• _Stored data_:
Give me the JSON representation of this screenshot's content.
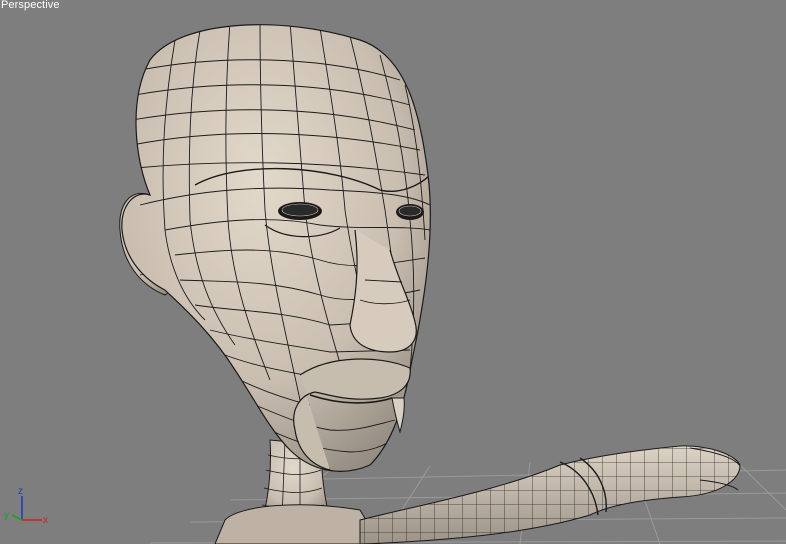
{
  "viewport": {
    "label": "Perspective",
    "background": "#7e7e7e"
  },
  "axis_gizmo": {
    "x_label": "x",
    "y_label": "y",
    "z_label": "z",
    "x_color": "#d02020",
    "y_color": "#20a020",
    "z_color": "#2040c0"
  },
  "model": {
    "name": "character-head-wireframe-mesh",
    "surface_color": "#cdc3b5",
    "wire_color": "#1a1a1a"
  }
}
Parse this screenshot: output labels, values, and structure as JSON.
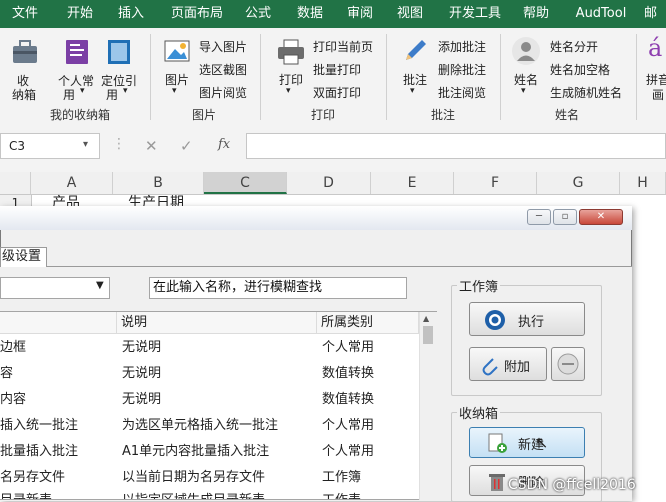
{
  "menu": [
    "文件",
    "开始",
    "插入",
    "页面布局",
    "公式",
    "数据",
    "审阅",
    "视图",
    "开发工具",
    "帮助",
    "AudTool",
    "邮"
  ],
  "ribbon": {
    "storage_box": {
      "btn1": "收",
      "btn1b": "纳箱",
      "btn2": "个人常",
      "btn2b": "用",
      "btn3": "定位引",
      "btn3b": "用",
      "group": "我的收纳箱"
    },
    "picture": {
      "big": "图片",
      "items": [
        "导入图片",
        "选区截图",
        "图片阅览"
      ],
      "group": "图片"
    },
    "print": {
      "big": "打印",
      "items": [
        "打印当前页",
        "批量打印",
        "双面打印"
      ],
      "group": "打印"
    },
    "comment": {
      "big": "批注",
      "items": [
        "添加批注",
        "删除批注",
        "批注阅览"
      ],
      "group": "批注"
    },
    "name": {
      "big": "姓名",
      "items": [
        "姓名分开",
        "姓名加空格",
        "生成随机姓名"
      ],
      "group": "姓名"
    },
    "pinyin": {
      "big": "拼音",
      "big2": "画"
    }
  },
  "namebox": "C3",
  "fx": "fx",
  "columns": [
    "A",
    "B",
    "C",
    "D",
    "E",
    "F",
    "G",
    "H"
  ],
  "row1": {
    "num": "1",
    "a": "产品",
    "b": "生产日期"
  },
  "dialog": {
    "tab": "级设置",
    "search_placeholder": "在此输入名称，进行模糊查找",
    "headers": {
      "desc": "说明",
      "cat": "所属类别"
    },
    "rows": [
      {
        "name": "边框",
        "desc": "无说明",
        "cat": "个人常用"
      },
      {
        "name": "容",
        "desc": "无说明",
        "cat": "数值转换"
      },
      {
        "name": "内容",
        "desc": "无说明",
        "cat": "数值转换"
      },
      {
        "name": "插入统一批注",
        "desc": "为选区单元格插入统一批注",
        "cat": "个人常用"
      },
      {
        "name": "批量插入批注",
        "desc": "A1单元内容批量插入批注",
        "cat": "个人常用"
      },
      {
        "name": "名另存文件",
        "desc": "以当前日期为名另存文件",
        "cat": "工作簿"
      },
      {
        "name": "目录新表",
        "desc": "以指定区域生成目录新表",
        "cat": "工作表"
      }
    ],
    "workbook_group": "工作簿",
    "execute": "执行",
    "attach": "附加",
    "storage_group": "收纳箱",
    "new": "新建",
    "delete": "删除"
  },
  "watermark": "CSDN @ffcell2016",
  "colors": {
    "excel_green": "#217346",
    "ribbon_bg": "#f3f3f3",
    "selected_col": "#d2d2d2"
  }
}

• _Task details_: Ignore the images and quote every line of the listing exactly.

• _Answer for this exercise_:
Give me the JSON representation of this screenshot's content.
{
  "viewport": {
    "label": "Perspective",
    "background": "#7e7e7e"
  },
  "axis_gizmo": {
    "x_label": "x",
    "y_label": "y",
    "z_label": "z",
    "x_color": "#d02020",
    "y_color": "#20a020",
    "z_color": "#2040c0"
  },
  "model": {
    "name": "character-head-wireframe-mesh",
    "surface_color": "#cdc3b5",
    "wire_color": "#1a1a1a"
  }
}
Parse this screenshot: output labels, values, and structure as JSON.
{
  "menu": [
    "文件",
    "开始",
    "插入",
    "页面布局",
    "公式",
    "数据",
    "审阅",
    "视图",
    "开发工具",
    "帮助",
    "AudTool",
    "邮"
  ],
  "ribbon": {
    "storage_box": {
      "btn1": "收",
      "btn1b": "纳箱",
      "btn2": "个人常",
      "btn2b": "用",
      "btn3": "定位引",
      "btn3b": "用",
      "group": "我的收纳箱"
    },
    "picture": {
      "big": "图片",
      "items": [
        "导入图片",
        "选区截图",
        "图片阅览"
      ],
      "group": "图片"
    },
    "print": {
      "big": "打印",
      "items": [
        "打印当前页",
        "批量打印",
        "双面打印"
      ],
      "group": "打印"
    },
    "comment": {
      "big": "批注",
      "items": [
        "添加批注",
        "删除批注",
        "批注阅览"
      ],
      "group": "批注"
    },
    "name": {
      "big": "姓名",
      "items": [
        "姓名分开",
        "姓名加空格",
        "生成随机姓名"
      ],
      "group": "姓名"
    },
    "pinyin": {
      "big": "拼音",
      "big2": "画"
    }
  },
  "namebox": "C3",
  "fx": "fx",
  "columns": [
    "A",
    "B",
    "C",
    "D",
    "E",
    "F",
    "G",
    "H"
  ],
  "row1": {
    "num": "1",
    "a": "产品",
    "b": "生产日期"
  },
  "dialog": {
    "tab": "级设置",
    "search_placeholder": "在此输入名称，进行模糊查找",
    "headers": {
      "desc": "说明",
      "cat": "所属类别"
    },
    "rows": [
      {
        "name": "边框",
        "desc": "无说明",
        "cat": "个人常用"
      },
      {
        "name": "容",
        "desc": "无说明",
        "cat": "数值转换"
      },
      {
        "name": "内容",
        "desc": "无说明",
        "cat": "数值转换"
      },
      {
        "name": "插入统一批注",
        "desc": "为选区单元格插入统一批注",
        "cat": "个人常用"
      },
      {
        "name": "批量插入批注",
        "desc": "A1单元内容批量插入批注",
        "cat": "个人常用"
      },
      {
        "name": "名另存文件",
        "desc": "以当前日期为名另存文件",
        "cat": "工作簿"
      },
      {
        "name": "目录新表",
        "desc": "以指定区域生成目录新表",
        "cat": "工作表"
      }
    ],
    "workbook_group": "工作簿",
    "execute": "执行",
    "attach": "附加",
    "storage_group": "收纳箱",
    "new": "新建",
    "delete": "删除"
  },
  "watermark": "CSDN @ffcell2016",
  "colors": {
    "excel_green": "#217346",
    "ribbon_bg": "#f3f3f3",
    "selected_col": "#d2d2d2"
  }
}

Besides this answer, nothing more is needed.